»»

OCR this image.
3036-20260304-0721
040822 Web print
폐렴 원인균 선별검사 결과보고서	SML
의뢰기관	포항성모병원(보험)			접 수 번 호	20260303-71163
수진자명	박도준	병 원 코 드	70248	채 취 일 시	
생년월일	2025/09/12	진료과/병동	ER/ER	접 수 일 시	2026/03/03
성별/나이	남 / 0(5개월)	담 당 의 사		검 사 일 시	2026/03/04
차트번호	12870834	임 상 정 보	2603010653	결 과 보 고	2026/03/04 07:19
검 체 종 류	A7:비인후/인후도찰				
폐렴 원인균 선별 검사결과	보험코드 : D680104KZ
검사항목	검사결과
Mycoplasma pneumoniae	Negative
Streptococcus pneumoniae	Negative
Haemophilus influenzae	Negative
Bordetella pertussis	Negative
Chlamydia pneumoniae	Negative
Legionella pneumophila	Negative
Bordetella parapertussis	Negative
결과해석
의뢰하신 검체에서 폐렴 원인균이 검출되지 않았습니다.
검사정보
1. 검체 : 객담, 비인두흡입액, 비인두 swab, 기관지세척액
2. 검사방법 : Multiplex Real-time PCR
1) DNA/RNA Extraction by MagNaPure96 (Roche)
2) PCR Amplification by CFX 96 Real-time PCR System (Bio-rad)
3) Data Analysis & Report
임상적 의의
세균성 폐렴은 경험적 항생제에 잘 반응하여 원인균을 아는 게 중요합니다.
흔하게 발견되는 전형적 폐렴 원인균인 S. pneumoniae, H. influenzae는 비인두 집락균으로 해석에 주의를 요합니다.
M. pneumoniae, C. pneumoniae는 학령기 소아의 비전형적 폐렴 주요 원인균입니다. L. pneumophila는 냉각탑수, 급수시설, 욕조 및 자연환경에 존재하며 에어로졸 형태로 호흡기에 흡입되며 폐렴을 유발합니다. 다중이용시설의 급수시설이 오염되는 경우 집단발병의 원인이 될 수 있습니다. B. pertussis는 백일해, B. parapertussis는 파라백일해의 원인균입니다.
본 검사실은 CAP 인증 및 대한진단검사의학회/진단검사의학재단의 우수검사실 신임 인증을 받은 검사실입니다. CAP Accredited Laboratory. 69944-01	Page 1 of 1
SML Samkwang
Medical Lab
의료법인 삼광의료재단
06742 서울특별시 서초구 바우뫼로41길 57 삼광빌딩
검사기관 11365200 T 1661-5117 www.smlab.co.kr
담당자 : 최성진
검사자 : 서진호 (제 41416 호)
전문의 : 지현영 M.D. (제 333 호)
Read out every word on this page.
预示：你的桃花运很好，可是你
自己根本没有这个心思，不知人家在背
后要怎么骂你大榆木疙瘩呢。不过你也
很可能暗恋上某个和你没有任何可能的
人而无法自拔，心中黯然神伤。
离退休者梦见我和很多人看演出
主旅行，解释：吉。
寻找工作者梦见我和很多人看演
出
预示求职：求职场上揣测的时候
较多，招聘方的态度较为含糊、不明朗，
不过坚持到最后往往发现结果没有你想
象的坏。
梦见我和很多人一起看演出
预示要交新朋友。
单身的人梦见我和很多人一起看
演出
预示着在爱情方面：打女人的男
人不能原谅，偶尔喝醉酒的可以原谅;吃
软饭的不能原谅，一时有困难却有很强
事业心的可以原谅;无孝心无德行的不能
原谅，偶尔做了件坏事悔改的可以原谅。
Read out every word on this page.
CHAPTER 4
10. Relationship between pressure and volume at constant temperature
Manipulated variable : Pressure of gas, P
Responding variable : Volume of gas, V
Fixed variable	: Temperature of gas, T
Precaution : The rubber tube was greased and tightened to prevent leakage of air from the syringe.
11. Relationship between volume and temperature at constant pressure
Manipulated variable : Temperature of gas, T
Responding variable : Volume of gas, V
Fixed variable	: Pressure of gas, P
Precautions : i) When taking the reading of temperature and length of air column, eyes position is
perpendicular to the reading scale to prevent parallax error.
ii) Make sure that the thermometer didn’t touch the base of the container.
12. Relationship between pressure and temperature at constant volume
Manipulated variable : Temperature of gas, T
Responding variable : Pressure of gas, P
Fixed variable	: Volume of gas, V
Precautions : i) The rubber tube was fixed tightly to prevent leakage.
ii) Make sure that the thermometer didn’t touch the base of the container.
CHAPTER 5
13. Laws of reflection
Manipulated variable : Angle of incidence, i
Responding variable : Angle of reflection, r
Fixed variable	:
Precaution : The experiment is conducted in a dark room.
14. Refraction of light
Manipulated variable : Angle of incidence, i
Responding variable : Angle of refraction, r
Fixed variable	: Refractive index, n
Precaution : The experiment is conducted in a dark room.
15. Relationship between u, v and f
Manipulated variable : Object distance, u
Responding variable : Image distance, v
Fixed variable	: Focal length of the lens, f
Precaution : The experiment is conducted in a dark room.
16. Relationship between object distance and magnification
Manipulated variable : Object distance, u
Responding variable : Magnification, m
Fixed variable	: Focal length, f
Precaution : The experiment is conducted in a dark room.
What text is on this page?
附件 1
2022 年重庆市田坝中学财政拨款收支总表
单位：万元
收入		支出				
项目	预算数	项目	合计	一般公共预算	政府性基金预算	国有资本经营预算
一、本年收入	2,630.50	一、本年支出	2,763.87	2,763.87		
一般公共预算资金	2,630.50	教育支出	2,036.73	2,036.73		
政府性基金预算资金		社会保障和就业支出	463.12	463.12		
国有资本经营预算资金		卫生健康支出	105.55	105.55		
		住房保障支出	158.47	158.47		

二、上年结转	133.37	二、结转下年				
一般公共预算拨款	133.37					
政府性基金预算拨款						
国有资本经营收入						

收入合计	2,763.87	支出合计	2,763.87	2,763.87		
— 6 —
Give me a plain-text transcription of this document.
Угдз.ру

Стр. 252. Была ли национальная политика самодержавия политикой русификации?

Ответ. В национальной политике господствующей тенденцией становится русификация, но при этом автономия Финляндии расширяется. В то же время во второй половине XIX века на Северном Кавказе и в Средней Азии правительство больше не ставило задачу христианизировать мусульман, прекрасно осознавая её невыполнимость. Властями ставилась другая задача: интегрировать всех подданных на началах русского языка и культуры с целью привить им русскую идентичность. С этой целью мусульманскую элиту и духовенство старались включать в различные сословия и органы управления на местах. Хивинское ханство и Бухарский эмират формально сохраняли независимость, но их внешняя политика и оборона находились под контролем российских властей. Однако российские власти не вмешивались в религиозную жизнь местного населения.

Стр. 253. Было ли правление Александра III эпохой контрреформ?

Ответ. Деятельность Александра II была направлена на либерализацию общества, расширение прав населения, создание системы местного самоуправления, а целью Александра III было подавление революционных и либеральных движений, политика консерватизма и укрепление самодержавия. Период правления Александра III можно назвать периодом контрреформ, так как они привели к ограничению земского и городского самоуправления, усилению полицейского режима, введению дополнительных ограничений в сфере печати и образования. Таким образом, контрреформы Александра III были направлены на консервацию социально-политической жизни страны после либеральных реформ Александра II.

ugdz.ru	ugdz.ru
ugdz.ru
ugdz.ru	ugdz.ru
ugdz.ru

««

**PROBLEM DESCRIPTION**
Exactly as they are written, print the entries again.

**EXERCISE ANSWER**
OCR this image.
3036-20260304-0721
040822 Web print
폐렴 원인균 선별검사 결과보고서	SML
의뢰기관	포항성모병원(보험)			접 수 번 호	20260303-71163
수진자명	박도준	병 원 코 드	70248	채 취 일 시	
생년월일	2025/09/12	진료과/병동	ER/ER	접 수 일 시	2026/03/03
성별/나이	남 / 0(5개월)	담 당 의 사		검 사 일 시	2026/03/04
차트번호	12870834	임 상 정 보	2603010653	결 과 보 고	2026/03/04 07:19
검 체 종 류	A7:비인후/인후도찰				
폐렴 원인균 선별 검사결과	보험코드 : D680104KZ
검사항목	검사결과
Mycoplasma pneumoniae	Negative
Streptococcus pneumoniae	Negative
Haemophilus influenzae	Negative
Bordetella pertussis	Negative
Chlamydia pneumoniae	Negative
Legionella pneumophila	Negative
Bordetella parapertussis	Negative
결과해석
의뢰하신 검체에서 폐렴 원인균이 검출되지 않았습니다.
검사정보
1. 검체 : 객담, 비인두흡입액, 비인두 swab, 기관지세척액
2. 검사방법 : Multiplex Real-time PCR
1) DNA/RNA Extraction by MagNaPure96 (Roche)
2) PCR Amplification by CFX 96 Real-time PCR System (Bio-rad)
3) Data Analysis & Report
임상적 의의
세균성 폐렴은 경험적 항생제에 잘 반응하여 원인균을 아는 게 중요합니다.
흔하게 발견되는 전형적 폐렴 원인균인 S. pneumoniae, H. influenzae는 비인두 집락균으로 해석에 주의를 요합니다.
M. pneumoniae, C. pneumoniae는 학령기 소아의 비전형적 폐렴 주요 원인균입니다. L. pneumophila는 냉각탑수, 급수시설, 욕조 및 자연환경에 존재하며 에어로졸 형태로 호흡기에 흡입되며 폐렴을 유발합니다. 다중이용시설의 급수시설이 오염되는 경우 집단발병의 원인이 될 수 있습니다. B. pertussis는 백일해, B. parapertussis는 파라백일해의 원인균입니다.
본 검사실은 CAP 인증 및 대한진단검사의학회/진단검사의학재단의 우수검사실 신임 인증을 받은 검사실입니다. CAP Accredited Laboratory. 69944-01	Page 1 of 1
SML Samkwang
Medical Lab
의료법인 삼광의료재단
06742 서울특별시 서초구 바우뫼로41길 57 삼광빌딩
검사기관 11365200 T 1661-5117 www.smlab.co.kr
담당자 : 최성진
검사자 : 서진호 (제 41416 호)
전문의 : 지현영 M.D. (제 333 호)
Read out every word on this page.
预示：你的桃花运很好，可是你
自己根本没有这个心思，不知人家在背
后要怎么骂你大榆木疙瘩呢。不过你也
很可能暗恋上某个和你没有任何可能的
人而无法自拔，心中黯然神伤。
离退休者梦见我和很多人看演出
主旅行，解释：吉。
寻找工作者梦见我和很多人看演
出
预示求职：求职场上揣测的时候
较多，招聘方的态度较为含糊、不明朗，
不过坚持到最后往往发现结果没有你想
象的坏。
梦见我和很多人一起看演出
预示要交新朋友。
单身的人梦见我和很多人一起看
演出
预示着在爱情方面：打女人的男
人不能原谅，偶尔喝醉酒的可以原谅;吃
软饭的不能原谅，一时有困难却有很强
事业心的可以原谅;无孝心无德行的不能
原谅，偶尔做了件坏事悔改的可以原谅。
Read out every word on this page.
CHAPTER 4
10. Relationship between pressure and volume at constant temperature
Manipulated variable : Pressure of gas, P
Responding variable : Volume of gas, V
Fixed variable	: Temperature of gas, T
Precaution : The rubber tube was greased and tightened to prevent leakage of air from the syringe.
11. Relationship between volume and temperature at constant pressure
Manipulated variable : Temperature of gas, T
Responding variable : Volume of gas, V
Fixed variable	: Pressure of gas, P
Precautions : i) When taking the reading of temperature and length of air column, eyes position is
perpendicular to the reading scale to prevent parallax error.
ii) Make sure that the thermometer didn’t touch the base of the container.
12. Relationship between pressure and temperature at constant volume
Manipulated variable : Temperature of gas, T
Responding variable : Pressure of gas, P
Fixed variable	: Volume of gas, V
Precautions : i) The rubber tube was fixed tightly to prevent leakage.
ii) Make sure that the thermometer didn’t touch the base of the container.
CHAPTER 5
13. Laws of reflection
Manipulated variable : Angle of incidence, i
Responding variable : Angle of reflection, r
Fixed variable	:
Precaution : The experiment is conducted in a dark room.
14. Refraction of light
Manipulated variable : Angle of incidence, i
Responding variable : Angle of refraction, r
Fixed variable	: Refractive index, n
Precaution : The experiment is conducted in a dark room.
15. Relationship between u, v and f
Manipulated variable : Object distance, u
Responding variable : Image distance, v
Fixed variable	: Focal length of the lens, f
Precaution : The experiment is conducted in a dark room.
16. Relationship between object distance and magnification
Manipulated variable : Object distance, u
Responding variable : Magnification, m
Fixed variable	: Focal length, f
Precaution : The experiment is conducted in a dark room.
What text is on this page?
附件 1
2022 年重庆市田坝中学财政拨款收支总表
单位：万元
收入		支出				
项目	预算数	项目	合计	一般公共预算	政府性基金预算	国有资本经营预算
一、本年收入	2,630.50	一、本年支出	2,763.87	2,763.87		
一般公共预算资金	2,630.50	教育支出	2,036.73	2,036.73		
政府性基金预算资金		社会保障和就业支出	463.12	463.12		
国有资本经营预算资金		卫生健康支出	105.55	105.55		
		住房保障支出	158.47	158.47		

二、上年结转	133.37	二、结转下年				
一般公共预算拨款	133.37					
政府性基金预算拨款						
国有资本经营收入						

收入合计	2,763.87	支出合计	2,763.87	2,763.87		
— 6 —
Give me a plain-text transcription of this document.
Угдз.ру

Стр. 252. Была ли национальная политика самодержавия политикой русификации?

Ответ. В национальной политике господствующей тенденцией становится русификация, но при этом автономия Финляндии расширяется. В то же время во второй половине XIX века на Северном Кавказе и в Средней Азии правительство больше не ставило задачу христианизировать мусульман, прекрасно осознавая её невыполнимость. Властями ставилась другая задача: интегрировать всех подданных на началах русского языка и культуры с целью привить им русскую идентичность. С этой целью мусульманскую элиту и духовенство старались включать в различные сословия и органы управления на местах. Хивинское ханство и Бухарский эмират формально сохраняли независимость, но их внешняя политика и оборона находились под контролем российских властей. Однако российские власти не вмешивались в религиозную жизнь местного населения.

Стр. 253. Было ли правление Александра III эпохой контрреформ?

Ответ. Деятельность Александра II была направлена на либерализацию общества, расширение прав населения, создание системы местного самоуправления, а целью Александра III было подавление революционных и либеральных движений, политика консерватизма и укрепление самодержавия. Период правления Александра III можно назвать периодом контрреформ, так как они привели к ограничению земского и городского самоуправления, усилению полицейского режима, введению дополнительных ограничений в сфере печати и образования. Таким образом, контрреформы Александра III были направлены на консервацию социально-политической жизни страны после либеральных реформ Александра II.

ugdz.ru	ugdz.ru
ugdz.ru
ugdz.ru	ugdz.ru
ugdz.ru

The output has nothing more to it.